Given exercise: Could you reproduce only the lines between the one holding "cell-sa-leggere <box>444 650 458 674</box>" and the one holding "cell-sa-scrivere <box>463 409 476 427</box>", inclusive, swapping "cell-fabbricati" for "cell-edifici" and leaving everything else unchanged?

Input data:
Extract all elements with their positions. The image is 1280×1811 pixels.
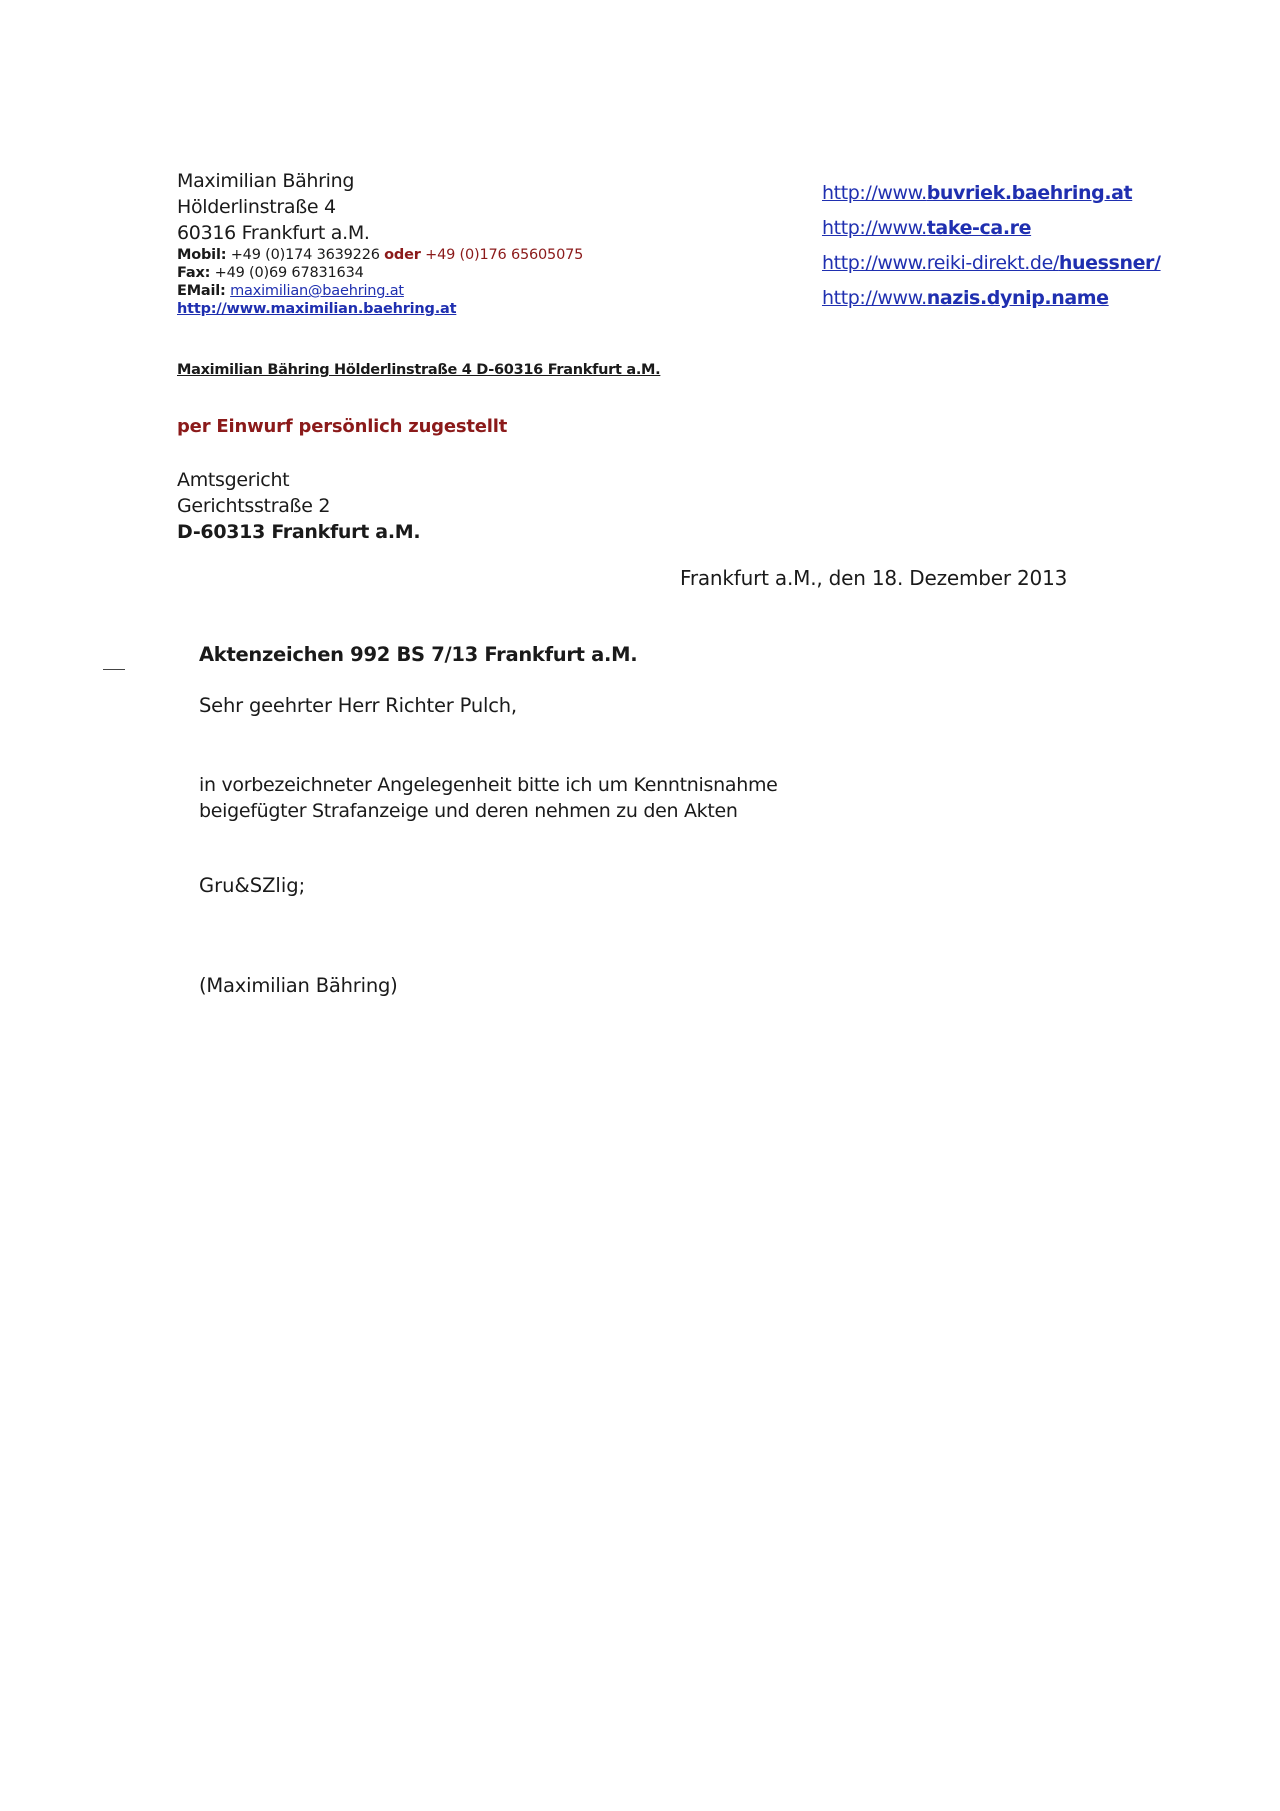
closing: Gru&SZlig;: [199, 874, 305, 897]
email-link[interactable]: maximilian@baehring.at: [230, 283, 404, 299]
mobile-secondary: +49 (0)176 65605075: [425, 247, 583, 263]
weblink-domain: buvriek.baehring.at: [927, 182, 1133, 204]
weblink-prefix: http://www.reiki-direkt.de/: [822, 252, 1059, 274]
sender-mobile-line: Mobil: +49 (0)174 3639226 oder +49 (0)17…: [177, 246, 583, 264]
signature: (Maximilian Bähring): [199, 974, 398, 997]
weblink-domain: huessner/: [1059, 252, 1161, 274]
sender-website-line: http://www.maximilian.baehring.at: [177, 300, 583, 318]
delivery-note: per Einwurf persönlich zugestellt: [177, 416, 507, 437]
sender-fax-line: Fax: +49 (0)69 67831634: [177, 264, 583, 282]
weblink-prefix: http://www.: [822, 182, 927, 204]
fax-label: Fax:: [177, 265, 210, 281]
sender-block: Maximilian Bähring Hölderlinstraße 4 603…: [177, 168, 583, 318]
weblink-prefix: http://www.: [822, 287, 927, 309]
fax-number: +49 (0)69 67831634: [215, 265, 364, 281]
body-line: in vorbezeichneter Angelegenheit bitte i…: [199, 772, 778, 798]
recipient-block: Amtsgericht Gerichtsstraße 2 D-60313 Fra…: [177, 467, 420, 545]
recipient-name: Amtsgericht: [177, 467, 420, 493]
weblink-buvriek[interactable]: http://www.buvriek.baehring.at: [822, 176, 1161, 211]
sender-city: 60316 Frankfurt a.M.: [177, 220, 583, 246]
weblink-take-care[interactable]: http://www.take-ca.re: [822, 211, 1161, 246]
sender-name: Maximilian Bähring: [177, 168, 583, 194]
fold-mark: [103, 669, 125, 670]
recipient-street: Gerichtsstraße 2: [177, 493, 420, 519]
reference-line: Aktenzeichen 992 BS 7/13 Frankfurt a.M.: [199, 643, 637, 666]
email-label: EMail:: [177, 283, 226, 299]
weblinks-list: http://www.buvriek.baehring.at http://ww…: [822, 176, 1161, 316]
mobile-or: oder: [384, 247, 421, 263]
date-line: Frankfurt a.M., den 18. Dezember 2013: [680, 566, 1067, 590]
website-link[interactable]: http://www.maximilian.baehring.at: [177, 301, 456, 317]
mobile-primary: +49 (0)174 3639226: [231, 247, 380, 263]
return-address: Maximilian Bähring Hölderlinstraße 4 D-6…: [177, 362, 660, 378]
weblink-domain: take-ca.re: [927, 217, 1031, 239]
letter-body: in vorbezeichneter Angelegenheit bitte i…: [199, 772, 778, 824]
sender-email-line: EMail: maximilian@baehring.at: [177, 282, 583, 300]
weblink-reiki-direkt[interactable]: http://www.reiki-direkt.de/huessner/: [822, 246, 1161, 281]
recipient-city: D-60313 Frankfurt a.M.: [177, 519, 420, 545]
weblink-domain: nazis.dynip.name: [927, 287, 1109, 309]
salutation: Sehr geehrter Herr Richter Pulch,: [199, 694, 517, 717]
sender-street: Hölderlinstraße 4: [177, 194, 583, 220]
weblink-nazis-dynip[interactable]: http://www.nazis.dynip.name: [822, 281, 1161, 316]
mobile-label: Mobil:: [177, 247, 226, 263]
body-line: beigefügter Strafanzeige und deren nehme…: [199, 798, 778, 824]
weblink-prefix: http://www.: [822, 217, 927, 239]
* * *
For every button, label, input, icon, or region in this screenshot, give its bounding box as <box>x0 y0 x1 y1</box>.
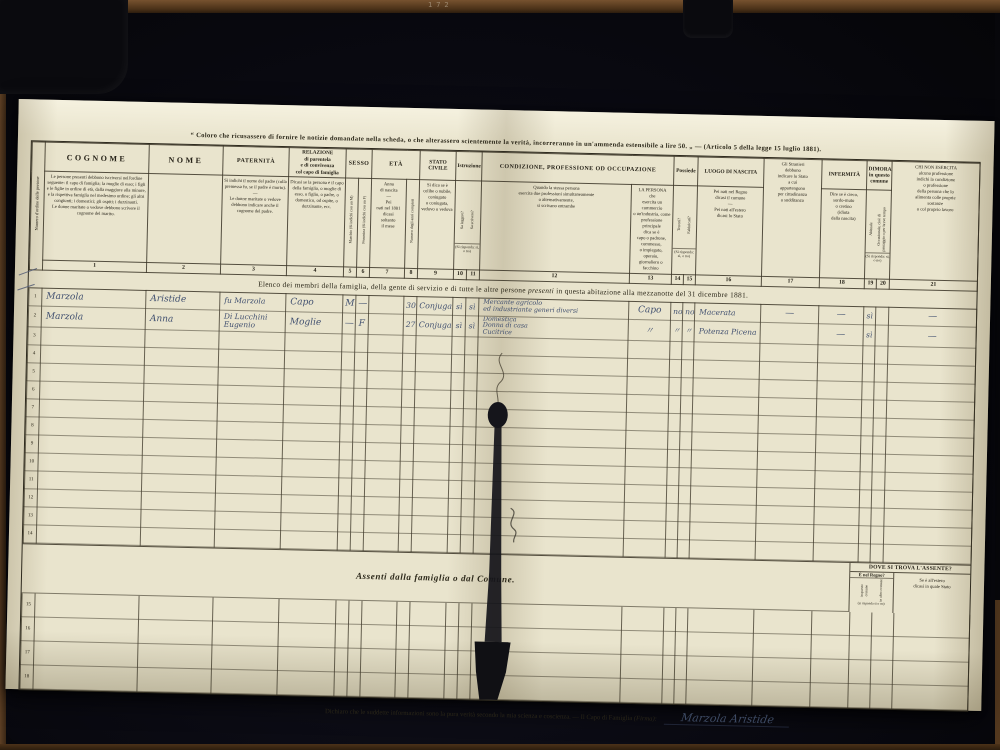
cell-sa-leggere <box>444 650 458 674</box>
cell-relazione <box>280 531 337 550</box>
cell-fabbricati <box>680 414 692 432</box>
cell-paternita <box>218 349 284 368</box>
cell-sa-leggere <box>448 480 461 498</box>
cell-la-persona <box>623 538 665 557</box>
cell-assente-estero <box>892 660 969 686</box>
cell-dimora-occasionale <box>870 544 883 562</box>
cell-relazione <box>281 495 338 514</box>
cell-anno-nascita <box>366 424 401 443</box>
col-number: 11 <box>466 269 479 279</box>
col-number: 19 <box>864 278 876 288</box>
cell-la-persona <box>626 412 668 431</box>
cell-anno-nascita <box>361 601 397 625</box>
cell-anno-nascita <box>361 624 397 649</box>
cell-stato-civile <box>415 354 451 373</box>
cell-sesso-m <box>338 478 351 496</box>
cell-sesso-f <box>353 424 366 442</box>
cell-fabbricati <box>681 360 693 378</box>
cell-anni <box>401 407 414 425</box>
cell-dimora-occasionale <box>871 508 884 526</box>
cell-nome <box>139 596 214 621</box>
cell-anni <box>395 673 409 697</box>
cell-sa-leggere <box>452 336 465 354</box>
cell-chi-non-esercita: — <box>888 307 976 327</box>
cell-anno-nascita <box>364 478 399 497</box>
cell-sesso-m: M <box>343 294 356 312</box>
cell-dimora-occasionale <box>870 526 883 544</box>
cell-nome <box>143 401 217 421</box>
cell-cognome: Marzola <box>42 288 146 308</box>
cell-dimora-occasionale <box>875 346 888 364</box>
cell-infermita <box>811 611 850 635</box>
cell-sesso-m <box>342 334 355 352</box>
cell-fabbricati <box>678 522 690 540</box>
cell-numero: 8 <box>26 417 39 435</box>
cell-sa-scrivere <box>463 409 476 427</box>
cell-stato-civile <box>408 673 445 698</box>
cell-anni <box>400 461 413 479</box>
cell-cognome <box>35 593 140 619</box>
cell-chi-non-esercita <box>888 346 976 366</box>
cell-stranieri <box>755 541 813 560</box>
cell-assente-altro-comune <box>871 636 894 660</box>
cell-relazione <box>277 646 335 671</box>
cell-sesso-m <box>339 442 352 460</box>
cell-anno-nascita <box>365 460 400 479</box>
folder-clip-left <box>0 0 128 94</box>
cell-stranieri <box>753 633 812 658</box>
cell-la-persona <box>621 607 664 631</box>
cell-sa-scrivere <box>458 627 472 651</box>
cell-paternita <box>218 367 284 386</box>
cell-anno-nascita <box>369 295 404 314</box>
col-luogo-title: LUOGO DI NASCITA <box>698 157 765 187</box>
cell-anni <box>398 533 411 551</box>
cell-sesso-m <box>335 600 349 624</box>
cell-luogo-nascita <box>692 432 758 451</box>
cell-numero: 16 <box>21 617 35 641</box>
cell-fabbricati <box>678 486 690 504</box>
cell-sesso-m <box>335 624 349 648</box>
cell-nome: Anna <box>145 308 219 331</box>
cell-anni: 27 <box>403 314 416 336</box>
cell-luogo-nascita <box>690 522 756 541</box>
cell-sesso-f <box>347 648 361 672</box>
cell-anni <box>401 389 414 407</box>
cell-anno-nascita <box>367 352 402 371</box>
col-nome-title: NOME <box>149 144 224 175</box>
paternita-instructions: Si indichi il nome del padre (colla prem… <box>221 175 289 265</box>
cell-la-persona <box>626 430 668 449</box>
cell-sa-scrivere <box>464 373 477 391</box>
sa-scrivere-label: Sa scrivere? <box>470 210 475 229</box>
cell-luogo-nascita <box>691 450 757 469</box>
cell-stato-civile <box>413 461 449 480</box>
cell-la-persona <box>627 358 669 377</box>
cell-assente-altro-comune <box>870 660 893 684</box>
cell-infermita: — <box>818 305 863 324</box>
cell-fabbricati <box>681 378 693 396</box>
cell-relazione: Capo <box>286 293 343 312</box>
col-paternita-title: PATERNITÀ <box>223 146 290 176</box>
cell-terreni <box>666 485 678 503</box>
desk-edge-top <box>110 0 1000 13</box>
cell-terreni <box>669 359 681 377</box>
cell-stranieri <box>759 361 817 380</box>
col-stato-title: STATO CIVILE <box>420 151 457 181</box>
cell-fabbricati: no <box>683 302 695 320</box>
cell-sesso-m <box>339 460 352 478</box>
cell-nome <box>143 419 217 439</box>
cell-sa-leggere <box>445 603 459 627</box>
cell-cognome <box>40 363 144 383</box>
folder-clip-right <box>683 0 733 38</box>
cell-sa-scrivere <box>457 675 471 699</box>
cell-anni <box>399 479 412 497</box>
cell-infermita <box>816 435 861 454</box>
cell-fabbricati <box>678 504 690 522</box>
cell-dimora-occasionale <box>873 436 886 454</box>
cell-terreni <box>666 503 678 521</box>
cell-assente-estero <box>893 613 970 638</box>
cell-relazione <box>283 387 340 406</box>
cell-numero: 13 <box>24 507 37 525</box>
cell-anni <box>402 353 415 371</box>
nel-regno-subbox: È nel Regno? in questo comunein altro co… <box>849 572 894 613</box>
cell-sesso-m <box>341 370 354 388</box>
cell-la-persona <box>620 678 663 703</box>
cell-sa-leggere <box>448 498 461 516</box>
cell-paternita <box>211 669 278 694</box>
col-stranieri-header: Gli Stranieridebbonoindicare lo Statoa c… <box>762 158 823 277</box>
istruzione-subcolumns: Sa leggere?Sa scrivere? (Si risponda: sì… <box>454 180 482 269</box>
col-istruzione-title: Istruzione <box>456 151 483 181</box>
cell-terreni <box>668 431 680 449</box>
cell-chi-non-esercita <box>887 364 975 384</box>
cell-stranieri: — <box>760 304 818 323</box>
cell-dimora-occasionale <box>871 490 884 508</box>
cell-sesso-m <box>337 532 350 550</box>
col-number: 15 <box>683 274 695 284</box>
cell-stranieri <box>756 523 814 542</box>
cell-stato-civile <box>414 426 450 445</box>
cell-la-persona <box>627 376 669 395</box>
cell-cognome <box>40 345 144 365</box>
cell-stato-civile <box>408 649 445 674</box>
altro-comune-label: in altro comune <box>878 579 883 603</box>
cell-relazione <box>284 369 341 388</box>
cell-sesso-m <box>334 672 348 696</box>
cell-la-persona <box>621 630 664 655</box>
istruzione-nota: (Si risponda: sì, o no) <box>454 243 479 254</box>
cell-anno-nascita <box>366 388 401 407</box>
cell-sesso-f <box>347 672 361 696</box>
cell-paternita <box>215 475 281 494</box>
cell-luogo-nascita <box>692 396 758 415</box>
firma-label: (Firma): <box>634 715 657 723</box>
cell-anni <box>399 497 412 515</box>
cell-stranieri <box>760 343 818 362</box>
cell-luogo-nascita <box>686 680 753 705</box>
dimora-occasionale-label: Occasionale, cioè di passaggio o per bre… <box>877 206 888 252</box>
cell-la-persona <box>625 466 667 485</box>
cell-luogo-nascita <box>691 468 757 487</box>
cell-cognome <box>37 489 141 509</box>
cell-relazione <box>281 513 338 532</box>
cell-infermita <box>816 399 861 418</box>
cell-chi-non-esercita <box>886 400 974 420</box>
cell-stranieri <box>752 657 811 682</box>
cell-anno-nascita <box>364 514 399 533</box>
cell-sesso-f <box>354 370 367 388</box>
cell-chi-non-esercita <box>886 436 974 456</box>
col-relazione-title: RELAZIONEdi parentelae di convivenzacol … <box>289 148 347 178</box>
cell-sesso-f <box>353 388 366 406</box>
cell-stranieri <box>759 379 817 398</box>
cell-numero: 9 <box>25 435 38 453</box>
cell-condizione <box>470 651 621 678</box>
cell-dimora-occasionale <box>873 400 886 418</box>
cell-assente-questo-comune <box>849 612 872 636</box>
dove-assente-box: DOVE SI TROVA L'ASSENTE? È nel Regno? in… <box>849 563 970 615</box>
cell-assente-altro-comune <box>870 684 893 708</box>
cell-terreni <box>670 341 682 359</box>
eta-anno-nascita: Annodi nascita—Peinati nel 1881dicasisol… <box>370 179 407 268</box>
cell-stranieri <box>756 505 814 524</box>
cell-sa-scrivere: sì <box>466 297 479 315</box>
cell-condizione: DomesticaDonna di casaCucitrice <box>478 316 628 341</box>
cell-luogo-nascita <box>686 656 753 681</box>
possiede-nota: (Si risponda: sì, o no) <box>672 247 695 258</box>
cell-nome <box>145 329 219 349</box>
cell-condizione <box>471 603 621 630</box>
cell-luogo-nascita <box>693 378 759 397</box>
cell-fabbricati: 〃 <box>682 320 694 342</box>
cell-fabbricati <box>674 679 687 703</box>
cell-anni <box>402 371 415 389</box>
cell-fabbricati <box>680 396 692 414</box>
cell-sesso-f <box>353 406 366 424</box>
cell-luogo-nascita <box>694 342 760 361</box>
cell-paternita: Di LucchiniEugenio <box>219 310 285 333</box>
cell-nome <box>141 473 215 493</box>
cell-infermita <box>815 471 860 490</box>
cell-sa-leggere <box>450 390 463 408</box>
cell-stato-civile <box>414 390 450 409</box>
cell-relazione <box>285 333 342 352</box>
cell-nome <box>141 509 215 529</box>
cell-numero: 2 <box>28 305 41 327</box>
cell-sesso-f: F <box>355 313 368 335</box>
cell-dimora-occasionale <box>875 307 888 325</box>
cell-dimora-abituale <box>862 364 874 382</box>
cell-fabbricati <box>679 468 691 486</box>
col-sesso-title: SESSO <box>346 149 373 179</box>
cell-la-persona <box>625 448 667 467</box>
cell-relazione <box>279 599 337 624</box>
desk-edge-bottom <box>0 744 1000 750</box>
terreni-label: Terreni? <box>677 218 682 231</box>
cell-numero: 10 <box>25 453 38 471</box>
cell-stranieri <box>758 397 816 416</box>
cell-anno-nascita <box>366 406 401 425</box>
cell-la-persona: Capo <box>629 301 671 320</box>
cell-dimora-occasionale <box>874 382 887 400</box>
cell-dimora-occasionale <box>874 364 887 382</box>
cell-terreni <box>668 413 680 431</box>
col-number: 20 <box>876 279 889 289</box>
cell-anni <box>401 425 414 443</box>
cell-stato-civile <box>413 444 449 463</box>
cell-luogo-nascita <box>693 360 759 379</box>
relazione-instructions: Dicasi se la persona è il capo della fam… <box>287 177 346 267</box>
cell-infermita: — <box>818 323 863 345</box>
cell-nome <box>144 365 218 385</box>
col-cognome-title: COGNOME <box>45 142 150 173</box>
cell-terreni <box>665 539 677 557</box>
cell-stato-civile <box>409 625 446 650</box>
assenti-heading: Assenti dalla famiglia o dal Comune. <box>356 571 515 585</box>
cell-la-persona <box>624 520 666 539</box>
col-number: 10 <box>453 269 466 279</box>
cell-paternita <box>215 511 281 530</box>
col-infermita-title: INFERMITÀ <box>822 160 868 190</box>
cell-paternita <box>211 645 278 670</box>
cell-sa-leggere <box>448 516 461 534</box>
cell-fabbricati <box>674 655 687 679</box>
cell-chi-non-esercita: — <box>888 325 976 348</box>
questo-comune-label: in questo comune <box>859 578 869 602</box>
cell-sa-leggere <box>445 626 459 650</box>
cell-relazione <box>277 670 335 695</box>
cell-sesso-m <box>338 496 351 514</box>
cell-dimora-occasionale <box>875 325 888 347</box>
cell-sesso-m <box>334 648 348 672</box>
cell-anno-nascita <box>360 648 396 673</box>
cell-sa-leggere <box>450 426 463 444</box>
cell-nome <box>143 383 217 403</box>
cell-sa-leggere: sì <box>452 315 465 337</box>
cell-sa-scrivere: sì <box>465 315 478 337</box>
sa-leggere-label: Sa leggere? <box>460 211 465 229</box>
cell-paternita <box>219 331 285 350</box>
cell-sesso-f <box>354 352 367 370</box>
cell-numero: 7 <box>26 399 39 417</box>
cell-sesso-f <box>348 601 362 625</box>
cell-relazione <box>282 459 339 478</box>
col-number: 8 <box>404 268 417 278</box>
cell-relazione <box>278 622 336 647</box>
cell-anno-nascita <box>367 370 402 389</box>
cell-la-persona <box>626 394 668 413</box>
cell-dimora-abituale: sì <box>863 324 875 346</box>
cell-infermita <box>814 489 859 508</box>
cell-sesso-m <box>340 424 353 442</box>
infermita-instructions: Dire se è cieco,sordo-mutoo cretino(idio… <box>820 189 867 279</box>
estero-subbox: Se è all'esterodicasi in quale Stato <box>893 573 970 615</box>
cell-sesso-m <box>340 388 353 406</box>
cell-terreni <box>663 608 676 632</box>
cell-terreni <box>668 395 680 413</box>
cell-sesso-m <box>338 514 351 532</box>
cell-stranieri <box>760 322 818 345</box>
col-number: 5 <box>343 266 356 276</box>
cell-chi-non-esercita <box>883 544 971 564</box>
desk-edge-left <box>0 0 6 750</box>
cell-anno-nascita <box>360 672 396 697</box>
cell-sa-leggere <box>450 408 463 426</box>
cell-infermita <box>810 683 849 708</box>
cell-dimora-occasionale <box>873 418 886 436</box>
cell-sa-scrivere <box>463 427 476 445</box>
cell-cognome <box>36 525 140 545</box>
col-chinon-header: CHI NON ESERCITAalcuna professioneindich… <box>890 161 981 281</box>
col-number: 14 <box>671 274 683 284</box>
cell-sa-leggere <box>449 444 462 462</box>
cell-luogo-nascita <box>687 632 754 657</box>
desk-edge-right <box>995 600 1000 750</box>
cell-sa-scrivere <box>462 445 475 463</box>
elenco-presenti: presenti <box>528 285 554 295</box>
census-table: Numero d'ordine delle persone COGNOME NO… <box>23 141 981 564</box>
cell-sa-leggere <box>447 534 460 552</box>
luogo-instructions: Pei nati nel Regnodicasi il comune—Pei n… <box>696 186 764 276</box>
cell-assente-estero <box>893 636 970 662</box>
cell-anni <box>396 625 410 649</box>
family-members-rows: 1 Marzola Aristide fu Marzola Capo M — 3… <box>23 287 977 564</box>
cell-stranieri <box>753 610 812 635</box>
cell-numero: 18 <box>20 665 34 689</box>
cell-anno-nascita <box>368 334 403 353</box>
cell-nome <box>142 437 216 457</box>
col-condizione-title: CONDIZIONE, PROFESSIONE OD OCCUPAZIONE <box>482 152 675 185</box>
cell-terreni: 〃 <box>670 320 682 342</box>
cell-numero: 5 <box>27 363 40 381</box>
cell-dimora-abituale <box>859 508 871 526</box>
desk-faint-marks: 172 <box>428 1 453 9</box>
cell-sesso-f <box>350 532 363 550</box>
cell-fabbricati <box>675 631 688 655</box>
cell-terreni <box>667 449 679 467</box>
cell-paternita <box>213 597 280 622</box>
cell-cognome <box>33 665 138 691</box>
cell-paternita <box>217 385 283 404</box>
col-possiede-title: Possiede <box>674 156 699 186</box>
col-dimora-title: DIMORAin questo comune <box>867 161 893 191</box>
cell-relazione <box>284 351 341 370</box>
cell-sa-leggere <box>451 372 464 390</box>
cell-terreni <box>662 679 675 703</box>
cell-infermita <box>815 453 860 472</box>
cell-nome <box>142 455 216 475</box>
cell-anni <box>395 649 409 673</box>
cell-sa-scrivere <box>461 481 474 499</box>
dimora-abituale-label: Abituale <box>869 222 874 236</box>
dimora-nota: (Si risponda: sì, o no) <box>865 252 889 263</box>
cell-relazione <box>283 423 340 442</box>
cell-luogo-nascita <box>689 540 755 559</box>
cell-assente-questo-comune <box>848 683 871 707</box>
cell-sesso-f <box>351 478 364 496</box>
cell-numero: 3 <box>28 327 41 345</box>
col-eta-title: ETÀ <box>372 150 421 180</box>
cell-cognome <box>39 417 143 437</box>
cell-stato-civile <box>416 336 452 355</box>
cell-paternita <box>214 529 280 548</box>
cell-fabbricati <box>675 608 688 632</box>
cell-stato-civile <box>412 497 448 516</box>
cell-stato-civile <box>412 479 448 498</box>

Task answer:
cell-sa-leggere <box>444 650 458 674</box>
cell-relazione <box>280 531 337 550</box>
cell-edifici <box>680 414 692 432</box>
cell-paternita <box>218 349 284 368</box>
cell-sa-leggere <box>448 480 461 498</box>
cell-la-persona <box>623 538 665 557</box>
cell-assente-estero <box>892 660 969 686</box>
cell-dimora-occasionale <box>870 544 883 562</box>
cell-relazione <box>281 495 338 514</box>
cell-anno-nascita <box>366 424 401 443</box>
col-number: 11 <box>466 269 479 279</box>
col-number: 19 <box>864 278 876 288</box>
cell-la-persona <box>626 412 668 431</box>
cell-anno-nascita <box>361 601 397 625</box>
cell-anno-nascita <box>361 624 397 649</box>
cell-stato-civile <box>415 354 451 373</box>
cell-sesso-m <box>338 478 351 496</box>
cell-sesso-f <box>353 424 366 442</box>
cell-edifici <box>681 360 693 378</box>
cell-anni <box>401 407 414 425</box>
cell-dimora-occasionale <box>871 508 884 526</box>
cell-nome <box>139 596 214 621</box>
cell-anni <box>395 673 409 697</box>
cell-sa-leggere <box>452 336 465 354</box>
cell-chi-non-esercita: — <box>888 307 976 327</box>
cell-anno-nascita <box>364 478 399 497</box>
cell-sesso-m: M <box>343 294 356 312</box>
cell-dimora-occasionale <box>870 526 883 544</box>
cell-nome <box>143 401 217 421</box>
cell-cognome: Marzola <box>42 288 146 308</box>
cell-dimora-occasionale <box>875 346 888 364</box>
cell-infermita <box>811 611 850 635</box>
cell-sesso-m <box>342 334 355 352</box>
cell-edifici <box>678 522 690 540</box>
cell-numero: 8 <box>26 417 39 435</box>
cell-sa-scrivere <box>463 409 476 427</box>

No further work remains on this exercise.